• [Directions]: Give the number of lines in the listing that hold the word "into". Write nothing but that number.

• [Input records]:
%%

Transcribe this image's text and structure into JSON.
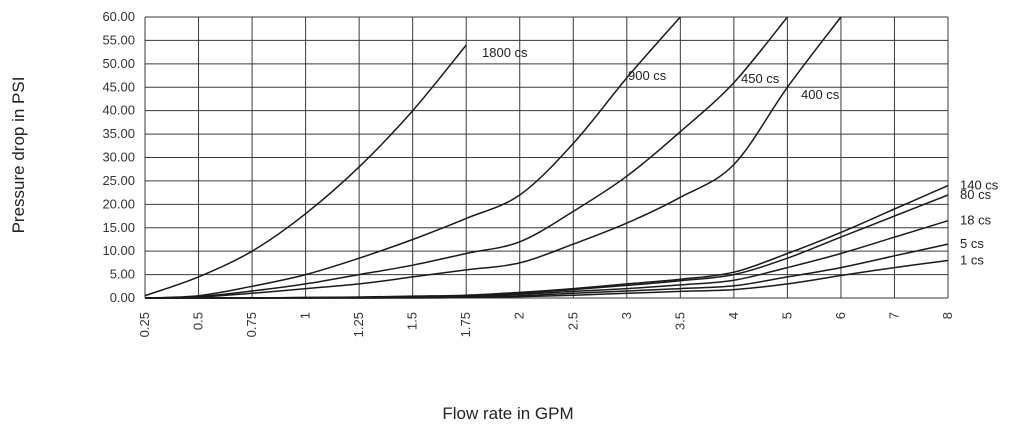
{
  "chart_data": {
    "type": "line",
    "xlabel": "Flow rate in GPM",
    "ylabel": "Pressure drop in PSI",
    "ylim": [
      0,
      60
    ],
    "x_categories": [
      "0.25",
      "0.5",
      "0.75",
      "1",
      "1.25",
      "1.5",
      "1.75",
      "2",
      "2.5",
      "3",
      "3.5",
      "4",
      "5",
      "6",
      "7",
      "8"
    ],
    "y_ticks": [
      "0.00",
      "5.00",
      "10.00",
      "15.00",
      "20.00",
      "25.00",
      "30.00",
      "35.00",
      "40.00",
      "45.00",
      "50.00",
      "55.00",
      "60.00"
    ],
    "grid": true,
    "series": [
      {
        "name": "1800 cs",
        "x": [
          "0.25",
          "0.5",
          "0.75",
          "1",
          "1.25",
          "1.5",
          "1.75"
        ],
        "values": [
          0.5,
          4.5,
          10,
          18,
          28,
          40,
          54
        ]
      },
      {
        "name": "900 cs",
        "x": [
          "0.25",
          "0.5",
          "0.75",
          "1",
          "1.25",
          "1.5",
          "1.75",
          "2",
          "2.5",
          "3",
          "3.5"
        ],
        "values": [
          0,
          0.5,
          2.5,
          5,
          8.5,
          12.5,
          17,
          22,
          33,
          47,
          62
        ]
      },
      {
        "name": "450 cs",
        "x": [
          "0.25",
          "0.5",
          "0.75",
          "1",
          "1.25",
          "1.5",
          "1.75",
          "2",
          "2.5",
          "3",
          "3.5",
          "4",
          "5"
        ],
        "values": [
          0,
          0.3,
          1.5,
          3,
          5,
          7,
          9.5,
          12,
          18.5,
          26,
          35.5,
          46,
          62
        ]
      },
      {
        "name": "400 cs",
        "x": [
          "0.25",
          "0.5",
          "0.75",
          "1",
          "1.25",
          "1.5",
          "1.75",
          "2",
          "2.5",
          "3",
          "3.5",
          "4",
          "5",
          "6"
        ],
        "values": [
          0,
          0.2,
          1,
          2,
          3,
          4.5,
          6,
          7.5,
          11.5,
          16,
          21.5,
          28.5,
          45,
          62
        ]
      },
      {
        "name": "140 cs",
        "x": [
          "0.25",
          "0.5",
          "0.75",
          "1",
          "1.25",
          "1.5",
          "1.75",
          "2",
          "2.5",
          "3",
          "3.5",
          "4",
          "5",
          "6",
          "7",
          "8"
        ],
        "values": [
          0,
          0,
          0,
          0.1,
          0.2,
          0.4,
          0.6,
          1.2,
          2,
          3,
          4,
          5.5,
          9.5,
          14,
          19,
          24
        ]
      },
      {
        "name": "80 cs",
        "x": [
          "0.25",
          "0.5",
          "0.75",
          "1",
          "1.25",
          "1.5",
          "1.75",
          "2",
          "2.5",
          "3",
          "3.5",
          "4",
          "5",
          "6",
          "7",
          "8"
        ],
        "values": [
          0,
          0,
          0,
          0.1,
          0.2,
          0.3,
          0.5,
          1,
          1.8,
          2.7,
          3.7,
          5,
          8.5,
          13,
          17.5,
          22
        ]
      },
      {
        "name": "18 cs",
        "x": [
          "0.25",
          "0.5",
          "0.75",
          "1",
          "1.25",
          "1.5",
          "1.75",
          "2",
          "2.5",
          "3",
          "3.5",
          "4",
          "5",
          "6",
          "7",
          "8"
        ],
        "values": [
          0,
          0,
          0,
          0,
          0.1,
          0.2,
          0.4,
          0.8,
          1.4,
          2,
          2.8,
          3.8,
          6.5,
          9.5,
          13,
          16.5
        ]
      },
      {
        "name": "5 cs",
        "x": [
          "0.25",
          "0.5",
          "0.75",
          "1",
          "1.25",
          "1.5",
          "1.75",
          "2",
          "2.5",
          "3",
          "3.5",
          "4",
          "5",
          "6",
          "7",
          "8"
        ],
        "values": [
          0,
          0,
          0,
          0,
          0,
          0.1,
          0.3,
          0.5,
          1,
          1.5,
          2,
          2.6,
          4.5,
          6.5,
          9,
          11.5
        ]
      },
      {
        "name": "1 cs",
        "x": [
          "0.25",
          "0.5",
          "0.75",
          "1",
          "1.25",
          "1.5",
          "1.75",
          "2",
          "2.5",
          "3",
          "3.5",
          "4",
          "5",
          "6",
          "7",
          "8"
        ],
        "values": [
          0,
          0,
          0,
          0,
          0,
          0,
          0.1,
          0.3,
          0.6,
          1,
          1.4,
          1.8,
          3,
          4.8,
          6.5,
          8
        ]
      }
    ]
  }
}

%%
%%

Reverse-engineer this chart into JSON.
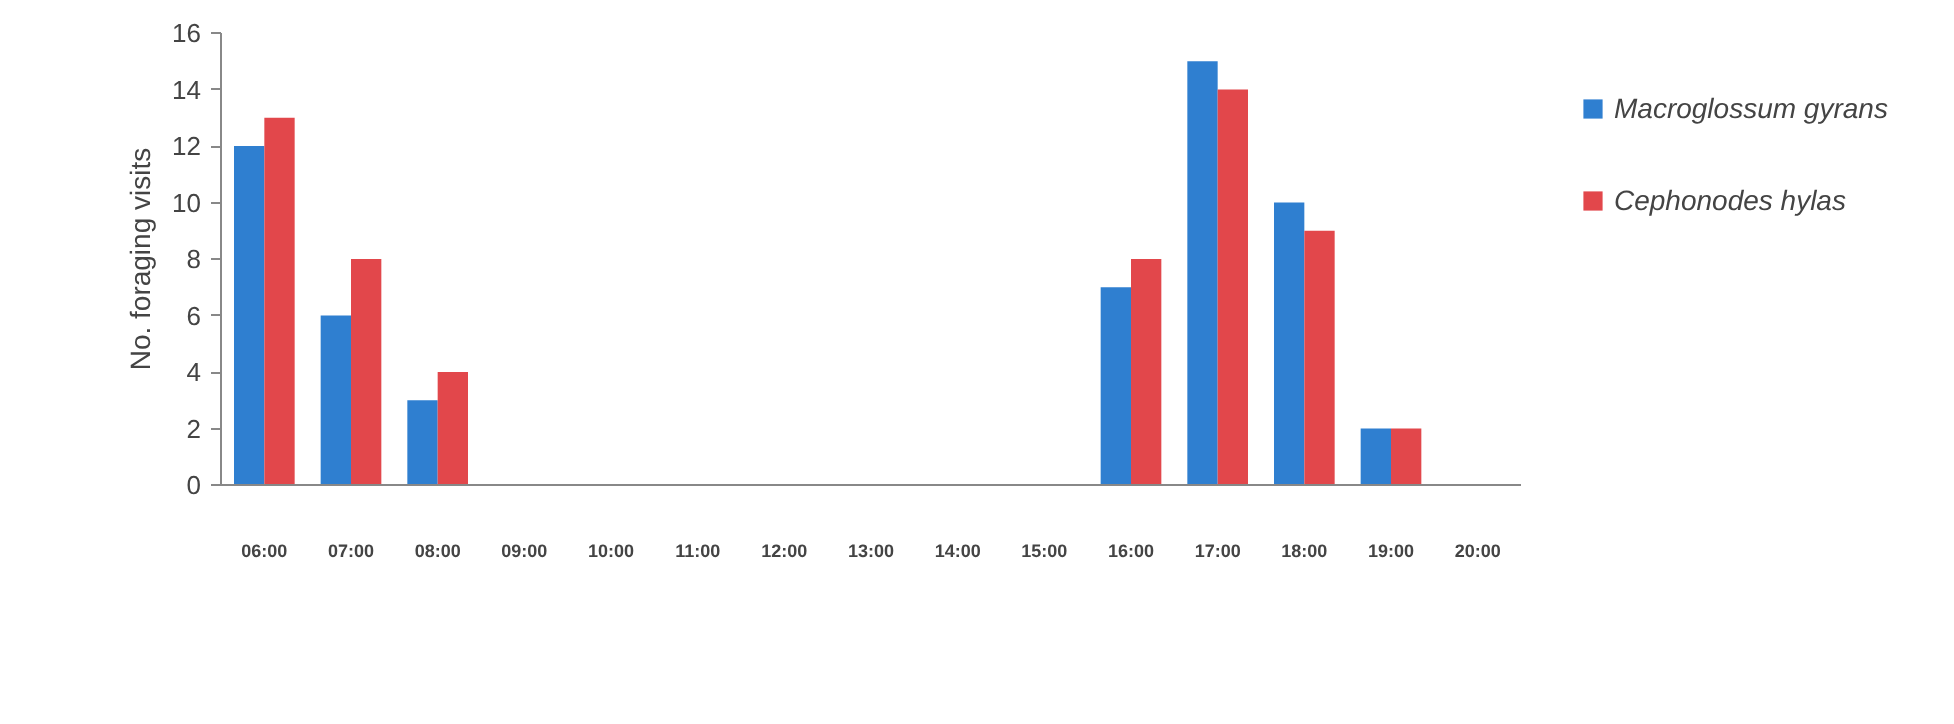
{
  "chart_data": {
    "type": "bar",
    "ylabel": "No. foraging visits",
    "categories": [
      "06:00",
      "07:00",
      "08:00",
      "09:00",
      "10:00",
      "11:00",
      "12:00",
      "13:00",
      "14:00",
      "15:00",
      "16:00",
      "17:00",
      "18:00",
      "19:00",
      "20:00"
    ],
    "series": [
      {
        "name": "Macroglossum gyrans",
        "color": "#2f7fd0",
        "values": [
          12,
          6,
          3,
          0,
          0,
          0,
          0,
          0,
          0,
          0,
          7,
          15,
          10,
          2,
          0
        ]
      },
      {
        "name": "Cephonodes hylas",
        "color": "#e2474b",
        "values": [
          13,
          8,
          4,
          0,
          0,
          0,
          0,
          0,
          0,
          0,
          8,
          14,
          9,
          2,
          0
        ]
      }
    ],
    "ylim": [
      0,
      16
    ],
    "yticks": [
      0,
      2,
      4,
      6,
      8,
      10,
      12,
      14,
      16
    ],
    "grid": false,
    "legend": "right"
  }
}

%%
%%

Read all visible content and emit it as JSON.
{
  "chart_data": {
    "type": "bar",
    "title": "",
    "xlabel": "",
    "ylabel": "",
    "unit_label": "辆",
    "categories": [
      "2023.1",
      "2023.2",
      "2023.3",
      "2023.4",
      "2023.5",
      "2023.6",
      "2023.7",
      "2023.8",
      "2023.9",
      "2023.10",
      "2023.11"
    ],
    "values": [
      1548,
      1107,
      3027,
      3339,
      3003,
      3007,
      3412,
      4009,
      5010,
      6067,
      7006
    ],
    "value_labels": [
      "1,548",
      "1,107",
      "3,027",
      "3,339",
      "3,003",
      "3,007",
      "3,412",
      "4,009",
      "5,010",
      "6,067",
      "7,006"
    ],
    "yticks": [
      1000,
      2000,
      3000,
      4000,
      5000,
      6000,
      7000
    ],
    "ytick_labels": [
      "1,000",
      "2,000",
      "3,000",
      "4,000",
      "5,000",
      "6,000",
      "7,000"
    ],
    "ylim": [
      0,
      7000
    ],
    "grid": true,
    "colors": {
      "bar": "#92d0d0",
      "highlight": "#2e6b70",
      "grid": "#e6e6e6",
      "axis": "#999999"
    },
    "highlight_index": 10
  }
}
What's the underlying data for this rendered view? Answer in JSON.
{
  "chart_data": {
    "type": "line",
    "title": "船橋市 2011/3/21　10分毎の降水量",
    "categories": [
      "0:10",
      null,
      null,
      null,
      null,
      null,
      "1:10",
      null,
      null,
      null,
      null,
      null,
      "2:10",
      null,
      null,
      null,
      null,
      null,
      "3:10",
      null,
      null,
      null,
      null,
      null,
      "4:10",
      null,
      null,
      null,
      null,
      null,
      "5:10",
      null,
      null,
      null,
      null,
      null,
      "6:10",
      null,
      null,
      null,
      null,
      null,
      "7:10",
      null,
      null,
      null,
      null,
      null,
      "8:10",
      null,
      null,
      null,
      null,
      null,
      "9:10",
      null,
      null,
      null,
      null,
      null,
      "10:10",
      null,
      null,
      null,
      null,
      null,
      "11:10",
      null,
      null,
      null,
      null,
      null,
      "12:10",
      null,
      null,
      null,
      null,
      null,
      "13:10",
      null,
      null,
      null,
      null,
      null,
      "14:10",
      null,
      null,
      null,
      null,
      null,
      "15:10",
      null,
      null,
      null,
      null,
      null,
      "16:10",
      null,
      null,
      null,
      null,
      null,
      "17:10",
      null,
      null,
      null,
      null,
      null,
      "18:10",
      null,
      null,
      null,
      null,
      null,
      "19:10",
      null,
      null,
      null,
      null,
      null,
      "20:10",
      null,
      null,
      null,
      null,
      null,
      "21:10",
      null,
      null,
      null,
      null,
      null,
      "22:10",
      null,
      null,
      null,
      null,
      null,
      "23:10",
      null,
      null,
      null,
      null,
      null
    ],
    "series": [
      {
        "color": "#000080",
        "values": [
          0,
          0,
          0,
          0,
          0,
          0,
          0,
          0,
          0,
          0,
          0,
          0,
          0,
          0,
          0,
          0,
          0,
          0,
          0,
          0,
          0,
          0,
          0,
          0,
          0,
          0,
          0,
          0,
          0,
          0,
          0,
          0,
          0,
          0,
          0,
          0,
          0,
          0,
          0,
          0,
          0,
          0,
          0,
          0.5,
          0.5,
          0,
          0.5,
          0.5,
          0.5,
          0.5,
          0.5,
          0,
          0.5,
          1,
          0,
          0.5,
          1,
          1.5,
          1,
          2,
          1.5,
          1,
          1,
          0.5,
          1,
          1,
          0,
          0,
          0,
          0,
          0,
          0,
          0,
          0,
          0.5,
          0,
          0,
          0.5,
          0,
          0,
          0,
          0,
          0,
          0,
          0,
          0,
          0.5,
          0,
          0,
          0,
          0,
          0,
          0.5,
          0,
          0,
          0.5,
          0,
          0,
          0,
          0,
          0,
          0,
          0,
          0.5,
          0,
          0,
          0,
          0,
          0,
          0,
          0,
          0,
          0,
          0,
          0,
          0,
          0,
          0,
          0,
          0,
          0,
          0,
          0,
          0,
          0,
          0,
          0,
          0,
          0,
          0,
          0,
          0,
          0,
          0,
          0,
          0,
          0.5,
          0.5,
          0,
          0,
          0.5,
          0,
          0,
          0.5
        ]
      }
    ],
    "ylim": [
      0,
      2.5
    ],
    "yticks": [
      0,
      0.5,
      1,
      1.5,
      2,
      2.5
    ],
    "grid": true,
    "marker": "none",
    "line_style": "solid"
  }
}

%%

• [Task result]: 2